— DIRECTION —
From the data that follows, report how many lines hold the string "this", giving only the number.

-- AVAILABLE RECORDS start --

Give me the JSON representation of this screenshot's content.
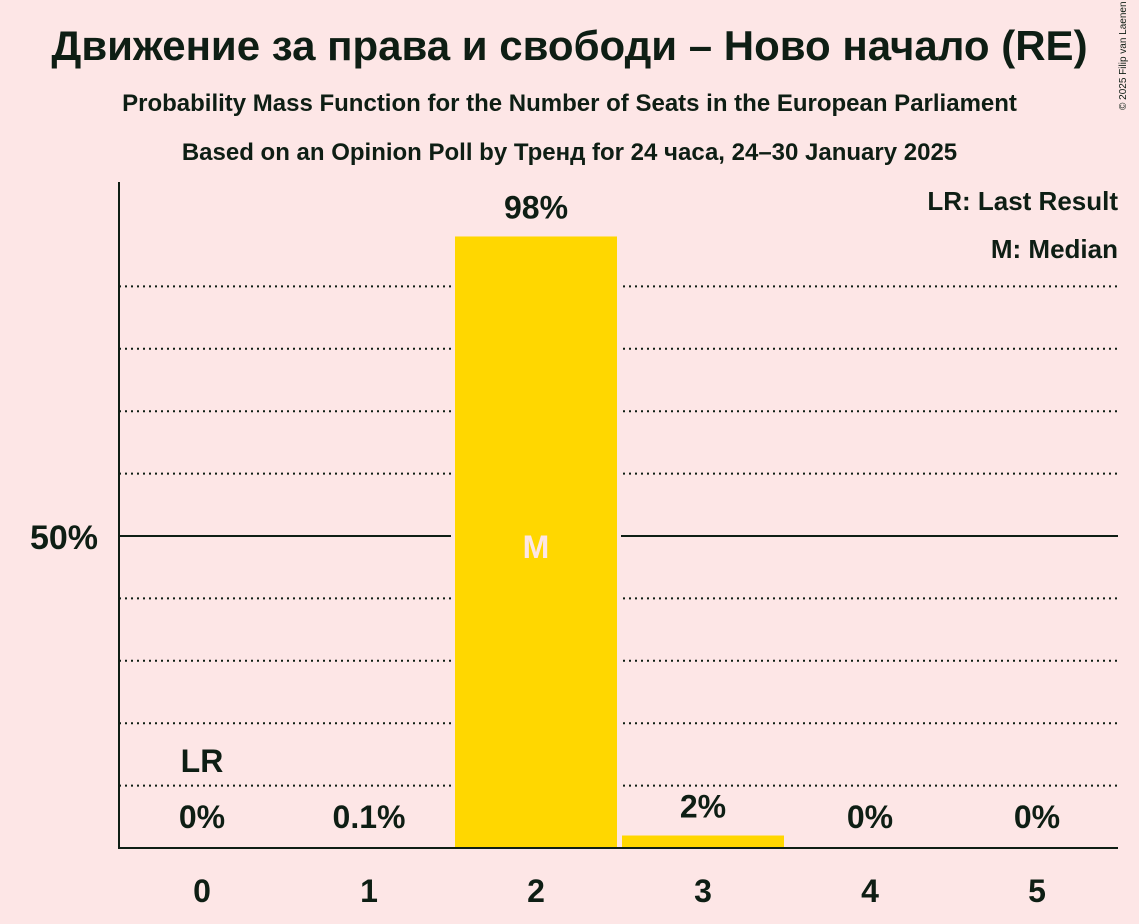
{
  "title": "Движение за права и свободи – Ново начало (RE)",
  "subtitle1": "Probability Mass Function for the Number of Seats in the European Parliament",
  "subtitle2": "Based on an Opinion Poll by Тренд for 24 часа, 24–30 January 2025",
  "copyright": "© 2025 Filip van Laenen",
  "colors": {
    "background": "#FDE6E6",
    "bar": "#FFD700",
    "text": "#0E1E14",
    "median_label": "#FDE6E6"
  },
  "chart_data": {
    "type": "bar",
    "categories": [
      "0",
      "1",
      "2",
      "3",
      "4",
      "5"
    ],
    "values": [
      0,
      0.1,
      98,
      2,
      0,
      0
    ],
    "value_labels": [
      "0%",
      "0.1%",
      "98%",
      "2%",
      "0%",
      "0%"
    ],
    "ylim": [
      0,
      100
    ],
    "yticks": [
      50
    ],
    "ytick_labels": [
      "50%"
    ],
    "grid": "dotted every 10%, solid at 50%",
    "last_result": {
      "category": "0",
      "label": "LR"
    },
    "median": {
      "category": "2",
      "label": "M"
    },
    "legend": [
      "LR: Last Result",
      "M: Median"
    ],
    "legend_position": "top-right"
  }
}
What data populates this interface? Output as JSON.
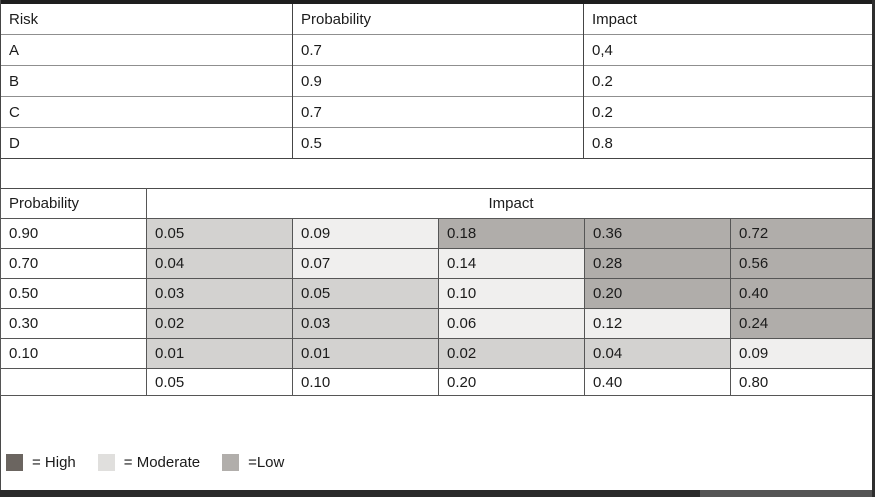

-- AVAILABLE RECORDS end --

— RESPONSE TO THE TASK —
2